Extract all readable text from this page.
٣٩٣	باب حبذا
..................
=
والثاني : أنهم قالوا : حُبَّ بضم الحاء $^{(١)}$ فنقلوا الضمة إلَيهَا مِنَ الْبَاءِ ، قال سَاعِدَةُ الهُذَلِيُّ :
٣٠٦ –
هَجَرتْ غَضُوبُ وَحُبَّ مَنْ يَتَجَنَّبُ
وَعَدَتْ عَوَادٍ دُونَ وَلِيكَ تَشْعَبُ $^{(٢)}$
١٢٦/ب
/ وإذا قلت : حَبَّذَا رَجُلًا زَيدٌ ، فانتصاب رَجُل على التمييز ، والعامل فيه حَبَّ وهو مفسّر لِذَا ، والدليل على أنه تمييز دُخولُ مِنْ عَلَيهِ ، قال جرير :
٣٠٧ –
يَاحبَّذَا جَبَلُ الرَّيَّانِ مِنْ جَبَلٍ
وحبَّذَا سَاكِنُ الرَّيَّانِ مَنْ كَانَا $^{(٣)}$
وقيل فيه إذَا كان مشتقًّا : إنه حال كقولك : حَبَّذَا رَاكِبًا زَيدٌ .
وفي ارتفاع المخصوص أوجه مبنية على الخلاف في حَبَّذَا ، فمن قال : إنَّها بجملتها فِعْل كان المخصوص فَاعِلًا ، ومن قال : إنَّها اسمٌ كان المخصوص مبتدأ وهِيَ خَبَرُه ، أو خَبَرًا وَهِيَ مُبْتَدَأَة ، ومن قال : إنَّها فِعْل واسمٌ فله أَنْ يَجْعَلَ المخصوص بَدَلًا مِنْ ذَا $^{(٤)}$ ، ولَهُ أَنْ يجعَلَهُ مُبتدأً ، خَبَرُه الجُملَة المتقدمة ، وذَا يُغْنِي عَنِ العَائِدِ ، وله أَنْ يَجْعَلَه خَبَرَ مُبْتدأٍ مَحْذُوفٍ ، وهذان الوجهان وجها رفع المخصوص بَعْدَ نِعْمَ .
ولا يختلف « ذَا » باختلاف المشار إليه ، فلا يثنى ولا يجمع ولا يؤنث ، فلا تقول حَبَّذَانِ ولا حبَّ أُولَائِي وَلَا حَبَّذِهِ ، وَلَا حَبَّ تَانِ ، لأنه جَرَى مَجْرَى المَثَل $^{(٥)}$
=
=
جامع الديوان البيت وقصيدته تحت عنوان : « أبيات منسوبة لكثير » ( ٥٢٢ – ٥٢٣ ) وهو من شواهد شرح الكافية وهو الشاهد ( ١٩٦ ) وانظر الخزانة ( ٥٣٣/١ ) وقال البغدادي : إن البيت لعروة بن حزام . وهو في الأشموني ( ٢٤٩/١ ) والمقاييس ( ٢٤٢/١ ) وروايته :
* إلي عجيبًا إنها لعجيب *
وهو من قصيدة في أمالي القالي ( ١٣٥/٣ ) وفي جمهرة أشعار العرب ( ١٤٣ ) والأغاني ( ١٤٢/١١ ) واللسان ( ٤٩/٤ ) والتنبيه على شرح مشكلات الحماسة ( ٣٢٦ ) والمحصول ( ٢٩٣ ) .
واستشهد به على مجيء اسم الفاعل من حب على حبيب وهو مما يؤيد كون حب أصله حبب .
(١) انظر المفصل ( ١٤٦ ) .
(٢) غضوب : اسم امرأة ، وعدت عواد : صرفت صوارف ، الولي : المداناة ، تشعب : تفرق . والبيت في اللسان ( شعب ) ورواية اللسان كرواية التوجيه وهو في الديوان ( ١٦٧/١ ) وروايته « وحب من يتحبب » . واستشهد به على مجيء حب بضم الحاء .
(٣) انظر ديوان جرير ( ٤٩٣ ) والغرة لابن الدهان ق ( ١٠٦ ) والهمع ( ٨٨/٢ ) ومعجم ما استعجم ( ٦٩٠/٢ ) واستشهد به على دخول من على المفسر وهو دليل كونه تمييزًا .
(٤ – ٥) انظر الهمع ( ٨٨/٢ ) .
# # #
Reproduce the complete data exactly as presented above.

Extract all readable text from this page.
٣٩٣	باب حبذا
..................
=
والثاني : أنهم قالوا : حُبَّ بضم الحاء $^{(١)}$ فنقلوا الضمة إلَيهَا مِنَ الْبَاءِ ، قال سَاعِدَةُ الهُذَلِيُّ :
٣٠٦ –
هَجَرتْ غَضُوبُ وَحُبَّ مَنْ يَتَجَنَّبُ
وَعَدَتْ عَوَادٍ دُونَ وَلِيكَ تَشْعَبُ $^{(٢)}$
١٢٦/ب
/ وإذا قلت : حَبَّذَا رَجُلًا زَيدٌ ، فانتصاب رَجُل على التمييز ، والعامل فيه حَبَّ وهو مفسّر لِذَا ، والدليل على أنه تمييز دُخولُ مِنْ عَلَيهِ ، قال جرير :
٣٠٧ –
يَاحبَّذَا جَبَلُ الرَّيَّانِ مِنْ جَبَلٍ
وحبَّذَا سَاكِنُ الرَّيَّانِ مَنْ كَانَا $^{(٣)}$
وقيل فيه إذَا كان مشتقًّا : إنه حال كقولك : حَبَّذَا رَاكِبًا زَيدٌ .
وفي ارتفاع المخصوص أوجه مبنية على الخلاف في حَبَّذَا ، فمن قال : إنَّها بجملتها فِعْل كان المخصوص فَاعِلًا ، ومن قال : إنَّها اسمٌ كان المخصوص مبتدأ وهِيَ خَبَرُه ، أو خَبَرًا وَهِيَ مُبْتَدَأَة ، ومن قال : إنَّها فِعْل واسمٌ فله أَنْ يَجْعَلَ المخصوص بَدَلًا مِنْ ذَا $^{(٤)}$ ، ولَهُ أَنْ يجعَلَهُ مُبتدأً ، خَبَرُه الجُملَة المتقدمة ، وذَا يُغْنِي عَنِ العَائِدِ ، وله أَنْ يَجْعَلَه خَبَرَ مُبْتدأٍ مَحْذُوفٍ ، وهذان الوجهان وجها رفع المخصوص بَعْدَ نِعْمَ .
ولا يختلف « ذَا » باختلاف المشار إليه ، فلا يثنى ولا يجمع ولا يؤنث ، فلا تقول حَبَّذَانِ ولا حبَّ أُولَائِي وَلَا حَبَّذِهِ ، وَلَا حَبَّ تَانِ ، لأنه جَرَى مَجْرَى المَثَل $^{(٥)}$
=
=
جامع الديوان البيت وقصيدته تحت عنوان : « أبيات منسوبة لكثير » ( ٥٢٢ – ٥٢٣ ) وهو من شواهد شرح الكافية وهو الشاهد ( ١٩٦ ) وانظر الخزانة ( ٥٣٣/١ ) وقال البغدادي : إن البيت لعروة بن حزام . وهو في الأشموني ( ٢٤٩/١ ) والمقاييس ( ٢٤٢/١ ) وروايته :
* إلي عجيبًا إنها لعجيب *
وهو من قصيدة في أمالي القالي ( ١٣٥/٣ ) وفي جمهرة أشعار العرب ( ١٤٣ ) والأغاني ( ١٤٢/١١ ) واللسان ( ٤٩/٤ ) والتنبيه على شرح مشكلات الحماسة ( ٣٢٦ ) والمحصول ( ٢٩٣ ) .
واستشهد به على مجيء اسم الفاعل من حب على حبيب وهو مما يؤيد كون حب أصله حبب .
(١) انظر المفصل ( ١٤٦ ) .
(٢) غضوب : اسم امرأة ، وعدت عواد : صرفت صوارف ، الولي : المداناة ، تشعب : تفرق . والبيت في اللسان ( شعب ) ورواية اللسان كرواية التوجيه وهو في الديوان ( ١٦٧/١ ) وروايته « وحب من يتحبب » . واستشهد به على مجيء حب بضم الحاء .
(٣) انظر ديوان جرير ( ٤٩٣ ) والغرة لابن الدهان ق ( ١٠٦ ) والهمع ( ٨٨/٢ ) ومعجم ما استعجم ( ٦٩٠/٢ ) واستشهد به على دخول من على المفسر وهو دليل كونه تمييزًا .
(٤ – ٥) انظر الهمع ( ٨٨/٢ ) .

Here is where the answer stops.